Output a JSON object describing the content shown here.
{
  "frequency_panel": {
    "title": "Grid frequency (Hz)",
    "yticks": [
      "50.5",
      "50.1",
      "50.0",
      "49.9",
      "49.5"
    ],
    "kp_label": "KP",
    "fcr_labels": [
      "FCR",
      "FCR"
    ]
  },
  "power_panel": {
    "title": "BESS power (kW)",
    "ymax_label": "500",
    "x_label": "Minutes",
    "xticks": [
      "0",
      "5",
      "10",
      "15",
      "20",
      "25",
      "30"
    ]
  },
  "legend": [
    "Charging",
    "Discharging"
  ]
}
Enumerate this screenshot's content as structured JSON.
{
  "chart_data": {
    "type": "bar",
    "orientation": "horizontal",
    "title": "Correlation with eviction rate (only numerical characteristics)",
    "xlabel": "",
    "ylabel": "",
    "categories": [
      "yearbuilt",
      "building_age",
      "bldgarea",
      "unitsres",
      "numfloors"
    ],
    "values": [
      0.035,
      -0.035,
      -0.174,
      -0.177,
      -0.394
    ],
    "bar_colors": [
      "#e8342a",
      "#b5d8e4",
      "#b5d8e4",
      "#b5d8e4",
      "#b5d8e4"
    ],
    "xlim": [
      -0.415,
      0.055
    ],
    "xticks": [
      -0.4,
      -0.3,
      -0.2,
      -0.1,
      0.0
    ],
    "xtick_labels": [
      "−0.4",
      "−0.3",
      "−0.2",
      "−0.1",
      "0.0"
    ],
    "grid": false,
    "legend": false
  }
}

════════════════════

THE EXERCISE: Return the lines from the line containing "Enumerate this screenshot's" to the end of the entries above, exactly as they appear and with no other output.

ANSWER FOR THE TASK:
Enumerate this screenshot's content as structured JSON.
{
  "chart_data": {
    "type": "bar",
    "orientation": "horizontal",
    "title": "Correlation with eviction rate (only numerical characteristics)",
    "xlabel": "",
    "ylabel": "",
    "categories": [
      "yearbuilt",
      "building_age",
      "bldgarea",
      "unitsres",
      "numfloors"
    ],
    "values": [
      0.035,
      -0.035,
      -0.174,
      -0.177,
      -0.394
    ],
    "bar_colors": [
      "#e8342a",
      "#b5d8e4",
      "#b5d8e4",
      "#b5d8e4",
      "#b5d8e4"
    ],
    "xlim": [
      -0.415,
      0.055
    ],
    "xticks": [
      -0.4,
      -0.3,
      -0.2,
      -0.1,
      0.0
    ],
    "xtick_labels": [
      "−0.4",
      "−0.3",
      "−0.2",
      "−0.1",
      "0.0"
    ],
    "grid": false,
    "legend": false
  }
}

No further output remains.